> [Work to complete] Draw out every line with the word "JSON" from the listing below.

::::::

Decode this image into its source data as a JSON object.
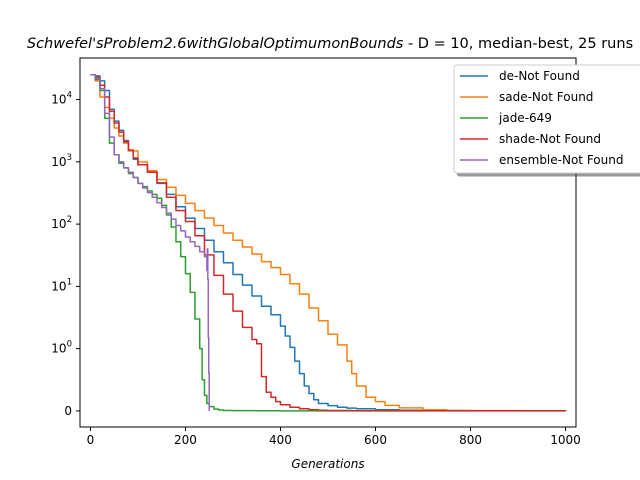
{
  "chart_data": {
    "type": "line",
    "title_italic": "Schwefel'sProblem2.6withGlobalOptimumonBounds",
    "title_rest": "  - D = 10, median-best, 25 runs",
    "xlabel": "Generations",
    "ylabel": "",
    "xlim": [
      -22,
      1022
    ],
    "x_ticks": [
      0,
      200,
      400,
      600,
      800,
      1000
    ],
    "y_scale": "symlog",
    "y_ticks": [
      {
        "value": 0,
        "base": "0",
        "exp": ""
      },
      {
        "value": 1,
        "base": "10",
        "exp": "0"
      },
      {
        "value": 10,
        "base": "10",
        "exp": "1"
      },
      {
        "value": 100,
        "base": "10",
        "exp": "2"
      },
      {
        "value": 1000,
        "base": "10",
        "exp": "3"
      },
      {
        "value": 10000,
        "base": "10",
        "exp": "4"
      }
    ],
    "legend_position": "top-right",
    "series": [
      {
        "name": "de-Not Found",
        "color": "#1f77b4",
        "points": [
          [
            0,
            25000
          ],
          [
            10,
            24000
          ],
          [
            20,
            20000
          ],
          [
            30,
            14000
          ],
          [
            40,
            7000
          ],
          [
            50,
            4500
          ],
          [
            60,
            3200
          ],
          [
            70,
            2200
          ],
          [
            80,
            1500
          ],
          [
            90,
            1100
          ],
          [
            100,
            900
          ],
          [
            120,
            700
          ],
          [
            140,
            450
          ],
          [
            160,
            300
          ],
          [
            180,
            190
          ],
          [
            200,
            125
          ],
          [
            220,
            85
          ],
          [
            240,
            55
          ],
          [
            260,
            36
          ],
          [
            280,
            24
          ],
          [
            300,
            15.5
          ],
          [
            320,
            10.5
          ],
          [
            340,
            7
          ],
          [
            360,
            4.8
          ],
          [
            380,
            3.5
          ],
          [
            400,
            2.3
          ],
          [
            410,
            1.6
          ],
          [
            420,
            1.05
          ],
          [
            430,
            0.8
          ],
          [
            440,
            0.6
          ],
          [
            450,
            0.4
          ],
          [
            460,
            0.28
          ],
          [
            470,
            0.18
          ],
          [
            480,
            0.12
          ],
          [
            500,
            0.085
          ],
          [
            520,
            0.06
          ],
          [
            540,
            0.045
          ],
          [
            560,
            0.035
          ],
          [
            600,
            0.02
          ],
          [
            650,
            0.01
          ],
          [
            700,
            0.005
          ],
          [
            800,
            0.002
          ],
          [
            1000,
            0.001
          ]
        ]
      },
      {
        "name": "sade-Not Found",
        "color": "#ff7f0e",
        "points": [
          [
            0,
            25000
          ],
          [
            10,
            20000
          ],
          [
            20,
            11000
          ],
          [
            30,
            7500
          ],
          [
            40,
            5000
          ],
          [
            50,
            3500
          ],
          [
            60,
            2600
          ],
          [
            70,
            2000
          ],
          [
            80,
            1500
          ],
          [
            100,
            1000
          ],
          [
            120,
            720
          ],
          [
            140,
            520
          ],
          [
            160,
            390
          ],
          [
            180,
            290
          ],
          [
            200,
            215
          ],
          [
            220,
            165
          ],
          [
            240,
            125
          ],
          [
            260,
            95
          ],
          [
            280,
            72
          ],
          [
            300,
            55
          ],
          [
            320,
            43
          ],
          [
            340,
            33
          ],
          [
            360,
            25
          ],
          [
            380,
            20
          ],
          [
            400,
            15.5
          ],
          [
            420,
            11
          ],
          [
            440,
            7.5
          ],
          [
            460,
            4.5
          ],
          [
            480,
            2.8
          ],
          [
            500,
            1.7
          ],
          [
            520,
            1.15
          ],
          [
            540,
            0.8
          ],
          [
            550,
            0.6
          ],
          [
            560,
            0.4
          ],
          [
            580,
            0.22
          ],
          [
            600,
            0.15
          ],
          [
            620,
            0.09
          ],
          [
            650,
            0.05
          ],
          [
            700,
            0.02
          ],
          [
            750,
            0.008
          ],
          [
            800,
            0.004
          ],
          [
            900,
            0.002
          ],
          [
            1000,
            0.001
          ]
        ]
      },
      {
        "name": "jade-649",
        "color": "#2ca02c",
        "points": [
          [
            0,
            25000
          ],
          [
            10,
            21000
          ],
          [
            20,
            14000
          ],
          [
            30,
            5000
          ],
          [
            40,
            2000
          ],
          [
            50,
            1300
          ],
          [
            60,
            950
          ],
          [
            70,
            800
          ],
          [
            80,
            650
          ],
          [
            90,
            560
          ],
          [
            100,
            450
          ],
          [
            110,
            400
          ],
          [
            120,
            340
          ],
          [
            130,
            300
          ],
          [
            140,
            260
          ],
          [
            150,
            200
          ],
          [
            160,
            140
          ],
          [
            170,
            90
          ],
          [
            180,
            52
          ],
          [
            190,
            30
          ],
          [
            200,
            16
          ],
          [
            210,
            8
          ],
          [
            220,
            3
          ],
          [
            230,
            1
          ],
          [
            235,
            0.5
          ],
          [
            240,
            0.25
          ],
          [
            245,
            0.12
          ],
          [
            250,
            0.07
          ],
          [
            260,
            0.03
          ],
          [
            270,
            0.015
          ],
          [
            280,
            0.008
          ],
          [
            300,
            0.004
          ],
          [
            350,
            0.002
          ],
          [
            400,
            0.001
          ],
          [
            1000,
            0
          ]
        ]
      },
      {
        "name": "shade-Not Found",
        "color": "#d62728",
        "points": [
          [
            0,
            25000
          ],
          [
            10,
            23000
          ],
          [
            20,
            17000
          ],
          [
            30,
            11000
          ],
          [
            40,
            6500
          ],
          [
            50,
            4200
          ],
          [
            60,
            3000
          ],
          [
            70,
            2100
          ],
          [
            80,
            1550
          ],
          [
            90,
            1150
          ],
          [
            100,
            900
          ],
          [
            120,
            680
          ],
          [
            140,
            460
          ],
          [
            160,
            270
          ],
          [
            180,
            165
          ],
          [
            200,
            110
          ],
          [
            220,
            65
          ],
          [
            240,
            32
          ],
          [
            260,
            15
          ],
          [
            280,
            7.5
          ],
          [
            300,
            4
          ],
          [
            320,
            2.2
          ],
          [
            340,
            1.4
          ],
          [
            350,
            1.2
          ],
          [
            360,
            0.55
          ],
          [
            370,
            0.3
          ],
          [
            380,
            0.22
          ],
          [
            390,
            0.15
          ],
          [
            400,
            0.1
          ],
          [
            420,
            0.06
          ],
          [
            440,
            0.035
          ],
          [
            460,
            0.02
          ],
          [
            480,
            0.012
          ],
          [
            500,
            0.006
          ],
          [
            550,
            0.003
          ],
          [
            600,
            0.002
          ],
          [
            1000,
            0.001
          ]
        ]
      },
      {
        "name": "ensemble-Not Found",
        "color": "#9467bd",
        "points": [
          [
            0,
            25000
          ],
          [
            10,
            22000
          ],
          [
            20,
            15000
          ],
          [
            30,
            6000
          ],
          [
            40,
            2500
          ],
          [
            50,
            1300
          ],
          [
            60,
            1000
          ],
          [
            70,
            800
          ],
          [
            80,
            680
          ],
          [
            90,
            560
          ],
          [
            100,
            450
          ],
          [
            110,
            380
          ],
          [
            120,
            320
          ],
          [
            130,
            270
          ],
          [
            140,
            220
          ],
          [
            150,
            185
          ],
          [
            160,
            150
          ],
          [
            170,
            120
          ],
          [
            180,
            95
          ],
          [
            190,
            78
          ],
          [
            200,
            62
          ],
          [
            210,
            52
          ],
          [
            220,
            44
          ],
          [
            230,
            36
          ],
          [
            240,
            30
          ],
          [
            245,
            18
          ],
          [
            246,
            40
          ],
          [
            247,
            13
          ],
          [
            248,
            1.5
          ],
          [
            249,
            0.6
          ],
          [
            250,
            0.001
          ]
        ]
      }
    ]
  }
}
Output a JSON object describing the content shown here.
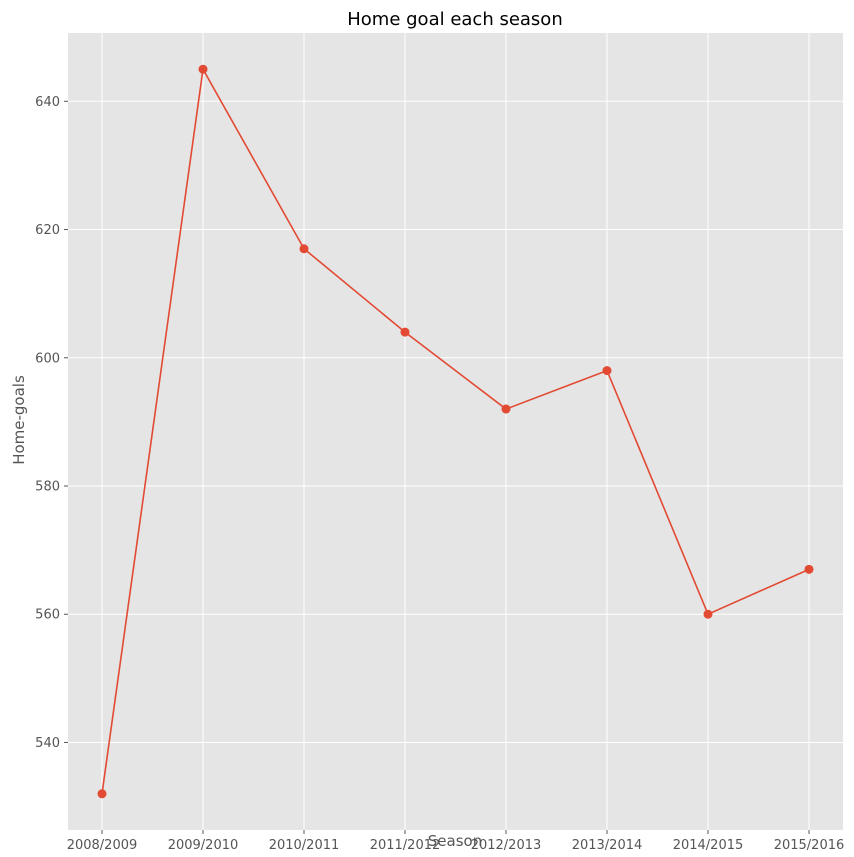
{
  "chart_data": {
    "type": "line",
    "title": "Home goal each season",
    "xlabel": "Season",
    "ylabel": "Home-goals",
    "categories": [
      "2008/2009",
      "2009/2010",
      "2010/2011",
      "2011/2012",
      "2012/2013",
      "2013/2014",
      "2014/2015",
      "2015/2016"
    ],
    "series": [
      {
        "values": [
          532,
          645,
          617,
          604,
          592,
          598,
          560,
          567
        ]
      }
    ],
    "ylim": [
      526.35,
      650.65
    ],
    "yticks": [
      540,
      560,
      580,
      600,
      620,
      640
    ],
    "grid": true,
    "markers": true,
    "colors": {
      "plot_background": "#e5e5e5",
      "grid": "#ffffff",
      "line": "#e24a33",
      "tick_text": "#555555"
    }
  }
}
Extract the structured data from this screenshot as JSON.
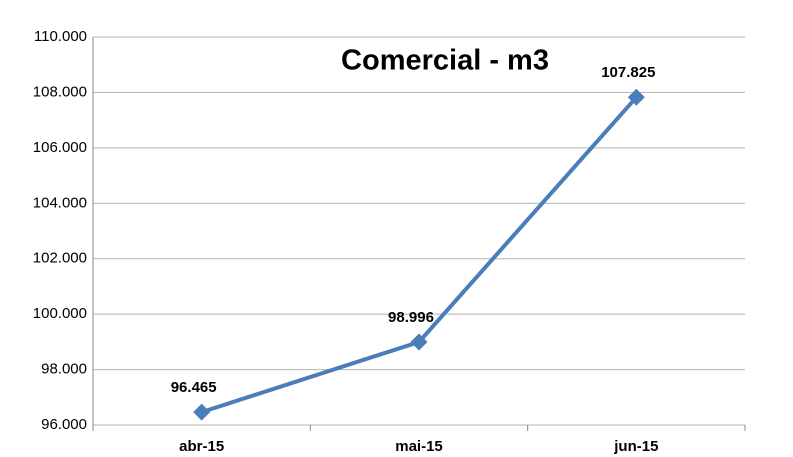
{
  "chart_data": {
    "type": "line",
    "title": "Comercial - m3",
    "categories": [
      "abr-15",
      "mai-15",
      "jun-15"
    ],
    "series": [
      {
        "name": "Comercial - m3",
        "color": "#4a7ebb",
        "values": [
          96465,
          98996,
          107825
        ],
        "value_labels": [
          "96.465",
          "98.996",
          "107.825"
        ]
      }
    ],
    "ylim": [
      96000,
      110000
    ],
    "yticks": [
      {
        "value": 96000,
        "label": "96.000"
      },
      {
        "value": 98000,
        "label": "98.000"
      },
      {
        "value": 100000,
        "label": "100.000"
      },
      {
        "value": 102000,
        "label": "102.000"
      },
      {
        "value": 104000,
        "label": "104.000"
      },
      {
        "value": 106000,
        "label": "106.000"
      },
      {
        "value": 108000,
        "label": "108.000"
      },
      {
        "value": 110000,
        "label": "110.000"
      }
    ],
    "grid": true
  }
}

::::::

> [Response to this task]
Decode this image into its source data as a JSON object.
Output a JSON object describing the content shown here.
Extract the structured data from this screenshot as JSON.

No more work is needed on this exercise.